§ DATASET RECORDS:
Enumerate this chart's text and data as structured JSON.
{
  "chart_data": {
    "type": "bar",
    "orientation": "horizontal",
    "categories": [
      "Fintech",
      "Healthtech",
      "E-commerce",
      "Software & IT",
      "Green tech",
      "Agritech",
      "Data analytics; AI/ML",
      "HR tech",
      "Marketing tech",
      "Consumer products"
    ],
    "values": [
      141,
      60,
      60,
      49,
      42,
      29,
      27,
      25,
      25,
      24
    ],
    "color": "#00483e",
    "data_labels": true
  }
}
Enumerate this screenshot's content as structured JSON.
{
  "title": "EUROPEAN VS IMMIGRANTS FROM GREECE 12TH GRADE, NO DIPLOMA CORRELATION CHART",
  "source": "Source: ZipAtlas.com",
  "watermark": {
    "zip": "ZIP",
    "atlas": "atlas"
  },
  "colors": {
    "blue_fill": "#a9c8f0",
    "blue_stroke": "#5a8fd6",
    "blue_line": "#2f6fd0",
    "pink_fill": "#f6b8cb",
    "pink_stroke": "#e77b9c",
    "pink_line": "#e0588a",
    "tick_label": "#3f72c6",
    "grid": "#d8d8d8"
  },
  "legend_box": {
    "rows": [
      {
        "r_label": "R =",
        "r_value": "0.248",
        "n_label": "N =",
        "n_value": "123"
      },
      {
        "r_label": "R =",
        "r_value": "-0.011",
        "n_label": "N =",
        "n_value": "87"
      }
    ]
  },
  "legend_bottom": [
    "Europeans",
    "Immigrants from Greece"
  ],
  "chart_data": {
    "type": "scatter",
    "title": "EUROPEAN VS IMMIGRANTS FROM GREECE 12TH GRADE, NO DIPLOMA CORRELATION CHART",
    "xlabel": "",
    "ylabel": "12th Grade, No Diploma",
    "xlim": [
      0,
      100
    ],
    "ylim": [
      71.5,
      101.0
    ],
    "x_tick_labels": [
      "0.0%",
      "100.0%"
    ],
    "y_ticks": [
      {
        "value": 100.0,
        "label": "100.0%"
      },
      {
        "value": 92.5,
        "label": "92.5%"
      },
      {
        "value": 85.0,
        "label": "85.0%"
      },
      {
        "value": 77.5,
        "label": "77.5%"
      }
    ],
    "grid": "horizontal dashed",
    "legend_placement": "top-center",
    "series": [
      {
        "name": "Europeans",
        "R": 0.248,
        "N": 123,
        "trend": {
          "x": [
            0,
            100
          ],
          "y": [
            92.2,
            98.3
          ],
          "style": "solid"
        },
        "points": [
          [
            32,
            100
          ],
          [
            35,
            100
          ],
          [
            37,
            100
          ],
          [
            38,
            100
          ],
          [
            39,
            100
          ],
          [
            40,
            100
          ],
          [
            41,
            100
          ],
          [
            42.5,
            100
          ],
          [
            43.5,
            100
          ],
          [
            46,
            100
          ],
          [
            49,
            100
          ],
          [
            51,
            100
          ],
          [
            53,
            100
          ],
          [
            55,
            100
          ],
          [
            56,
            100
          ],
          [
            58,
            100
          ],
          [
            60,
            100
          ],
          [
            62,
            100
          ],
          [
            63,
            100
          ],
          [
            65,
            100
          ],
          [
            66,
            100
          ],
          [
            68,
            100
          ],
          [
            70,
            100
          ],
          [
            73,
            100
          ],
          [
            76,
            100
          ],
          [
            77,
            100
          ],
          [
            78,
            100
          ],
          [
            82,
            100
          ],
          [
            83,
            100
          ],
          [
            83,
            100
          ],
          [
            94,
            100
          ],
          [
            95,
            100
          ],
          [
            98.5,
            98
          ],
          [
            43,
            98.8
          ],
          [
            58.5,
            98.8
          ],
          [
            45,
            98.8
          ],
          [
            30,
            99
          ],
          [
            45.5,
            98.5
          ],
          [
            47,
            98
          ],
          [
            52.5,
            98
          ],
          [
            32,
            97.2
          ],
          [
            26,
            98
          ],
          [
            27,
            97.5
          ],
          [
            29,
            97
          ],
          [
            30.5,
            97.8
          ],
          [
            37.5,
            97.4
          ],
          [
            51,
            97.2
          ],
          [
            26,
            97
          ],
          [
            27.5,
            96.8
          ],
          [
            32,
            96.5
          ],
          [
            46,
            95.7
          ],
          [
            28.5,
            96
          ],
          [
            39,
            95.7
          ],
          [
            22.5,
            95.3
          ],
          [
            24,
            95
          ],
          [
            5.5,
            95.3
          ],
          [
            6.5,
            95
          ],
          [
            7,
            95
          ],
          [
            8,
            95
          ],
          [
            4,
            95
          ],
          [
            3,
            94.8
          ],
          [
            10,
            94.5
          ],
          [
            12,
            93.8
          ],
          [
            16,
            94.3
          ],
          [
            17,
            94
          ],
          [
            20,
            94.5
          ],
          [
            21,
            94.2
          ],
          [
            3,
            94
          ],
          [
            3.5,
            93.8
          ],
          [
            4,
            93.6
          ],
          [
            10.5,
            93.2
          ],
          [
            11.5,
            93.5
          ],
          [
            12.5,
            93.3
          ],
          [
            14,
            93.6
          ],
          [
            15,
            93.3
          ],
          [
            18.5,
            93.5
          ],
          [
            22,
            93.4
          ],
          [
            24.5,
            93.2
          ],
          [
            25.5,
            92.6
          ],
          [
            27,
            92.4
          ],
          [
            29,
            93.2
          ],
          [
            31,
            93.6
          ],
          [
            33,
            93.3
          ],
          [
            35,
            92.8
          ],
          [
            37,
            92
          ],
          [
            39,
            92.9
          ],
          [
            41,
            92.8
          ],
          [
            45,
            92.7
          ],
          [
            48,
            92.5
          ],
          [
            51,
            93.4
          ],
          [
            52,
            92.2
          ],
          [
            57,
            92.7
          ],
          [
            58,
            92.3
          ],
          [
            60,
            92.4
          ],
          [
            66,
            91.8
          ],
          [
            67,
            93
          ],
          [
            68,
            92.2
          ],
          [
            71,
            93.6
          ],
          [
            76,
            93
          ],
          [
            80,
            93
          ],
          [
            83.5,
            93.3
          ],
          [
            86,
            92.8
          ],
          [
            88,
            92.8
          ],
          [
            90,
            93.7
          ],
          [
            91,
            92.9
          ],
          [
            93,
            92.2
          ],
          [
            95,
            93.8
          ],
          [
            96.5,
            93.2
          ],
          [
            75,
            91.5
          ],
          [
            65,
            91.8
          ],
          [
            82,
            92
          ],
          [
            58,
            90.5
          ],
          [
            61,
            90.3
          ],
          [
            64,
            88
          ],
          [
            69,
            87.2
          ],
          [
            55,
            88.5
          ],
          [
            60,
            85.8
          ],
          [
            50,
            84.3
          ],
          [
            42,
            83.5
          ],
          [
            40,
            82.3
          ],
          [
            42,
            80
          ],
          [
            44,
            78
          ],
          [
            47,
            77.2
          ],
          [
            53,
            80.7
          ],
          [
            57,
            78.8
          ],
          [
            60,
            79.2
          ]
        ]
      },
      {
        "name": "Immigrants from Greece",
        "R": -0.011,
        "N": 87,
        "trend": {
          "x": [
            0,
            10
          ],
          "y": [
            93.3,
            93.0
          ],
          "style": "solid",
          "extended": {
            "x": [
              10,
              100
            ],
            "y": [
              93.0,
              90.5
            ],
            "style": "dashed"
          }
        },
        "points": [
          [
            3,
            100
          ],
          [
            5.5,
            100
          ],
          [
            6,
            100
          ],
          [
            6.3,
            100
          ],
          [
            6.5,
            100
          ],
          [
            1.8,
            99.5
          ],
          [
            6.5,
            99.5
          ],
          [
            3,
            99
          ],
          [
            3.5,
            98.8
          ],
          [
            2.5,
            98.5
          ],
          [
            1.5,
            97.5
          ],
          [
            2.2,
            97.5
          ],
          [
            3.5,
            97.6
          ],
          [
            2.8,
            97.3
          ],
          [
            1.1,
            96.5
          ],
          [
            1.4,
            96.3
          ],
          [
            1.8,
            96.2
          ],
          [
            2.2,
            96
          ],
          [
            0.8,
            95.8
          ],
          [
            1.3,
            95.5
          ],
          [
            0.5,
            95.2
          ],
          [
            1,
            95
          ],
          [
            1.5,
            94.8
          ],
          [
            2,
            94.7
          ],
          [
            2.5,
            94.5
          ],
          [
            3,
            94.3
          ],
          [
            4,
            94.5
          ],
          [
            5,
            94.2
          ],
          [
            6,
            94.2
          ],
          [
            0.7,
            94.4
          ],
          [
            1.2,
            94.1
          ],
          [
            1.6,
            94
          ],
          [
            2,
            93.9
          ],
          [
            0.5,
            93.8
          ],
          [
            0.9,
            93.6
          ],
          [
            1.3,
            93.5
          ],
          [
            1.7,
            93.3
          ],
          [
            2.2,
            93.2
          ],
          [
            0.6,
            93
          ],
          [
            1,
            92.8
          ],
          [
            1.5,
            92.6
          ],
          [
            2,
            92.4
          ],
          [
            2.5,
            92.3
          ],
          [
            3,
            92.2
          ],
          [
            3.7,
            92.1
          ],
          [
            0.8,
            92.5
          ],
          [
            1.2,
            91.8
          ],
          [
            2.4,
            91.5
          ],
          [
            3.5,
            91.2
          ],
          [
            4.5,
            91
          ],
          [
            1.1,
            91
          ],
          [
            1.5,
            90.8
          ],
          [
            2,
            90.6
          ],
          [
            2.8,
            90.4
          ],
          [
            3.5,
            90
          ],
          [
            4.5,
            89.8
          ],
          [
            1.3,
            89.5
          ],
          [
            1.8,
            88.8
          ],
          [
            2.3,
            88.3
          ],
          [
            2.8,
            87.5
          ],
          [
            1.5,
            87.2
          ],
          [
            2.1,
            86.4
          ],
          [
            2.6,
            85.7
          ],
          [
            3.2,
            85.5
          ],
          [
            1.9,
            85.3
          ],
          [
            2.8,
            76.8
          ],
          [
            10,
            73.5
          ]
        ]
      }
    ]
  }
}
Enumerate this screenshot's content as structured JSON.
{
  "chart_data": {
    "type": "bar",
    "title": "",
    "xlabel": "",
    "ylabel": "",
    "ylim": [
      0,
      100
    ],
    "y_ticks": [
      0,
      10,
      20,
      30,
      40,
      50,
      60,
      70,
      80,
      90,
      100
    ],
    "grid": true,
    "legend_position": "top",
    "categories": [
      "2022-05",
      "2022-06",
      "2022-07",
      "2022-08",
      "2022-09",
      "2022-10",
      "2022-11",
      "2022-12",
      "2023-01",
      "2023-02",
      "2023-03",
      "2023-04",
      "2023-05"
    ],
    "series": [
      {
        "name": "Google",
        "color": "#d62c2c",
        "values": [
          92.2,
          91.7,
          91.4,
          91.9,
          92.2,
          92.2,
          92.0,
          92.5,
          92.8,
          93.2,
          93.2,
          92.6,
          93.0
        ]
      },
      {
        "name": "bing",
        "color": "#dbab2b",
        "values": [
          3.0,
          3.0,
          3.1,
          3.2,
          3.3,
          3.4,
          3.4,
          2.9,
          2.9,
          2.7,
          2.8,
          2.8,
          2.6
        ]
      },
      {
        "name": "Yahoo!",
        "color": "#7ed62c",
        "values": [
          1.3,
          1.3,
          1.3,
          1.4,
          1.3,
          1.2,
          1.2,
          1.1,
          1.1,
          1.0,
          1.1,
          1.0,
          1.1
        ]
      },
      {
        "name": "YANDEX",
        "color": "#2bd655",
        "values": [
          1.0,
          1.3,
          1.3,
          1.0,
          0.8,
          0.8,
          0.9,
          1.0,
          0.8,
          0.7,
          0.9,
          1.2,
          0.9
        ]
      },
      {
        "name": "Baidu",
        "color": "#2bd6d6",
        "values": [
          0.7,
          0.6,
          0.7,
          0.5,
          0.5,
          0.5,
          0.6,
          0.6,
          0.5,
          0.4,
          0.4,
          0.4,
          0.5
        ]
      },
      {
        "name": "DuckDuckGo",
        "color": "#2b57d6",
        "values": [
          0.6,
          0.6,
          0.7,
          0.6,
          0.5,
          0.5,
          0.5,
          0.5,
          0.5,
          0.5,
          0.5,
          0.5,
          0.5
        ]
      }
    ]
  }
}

§ SHORT EXERCISE: Work out how many lines of the listing above include the word "CORRELATION". Reply with nothing but the count.

§ FINAL ANSWER: 2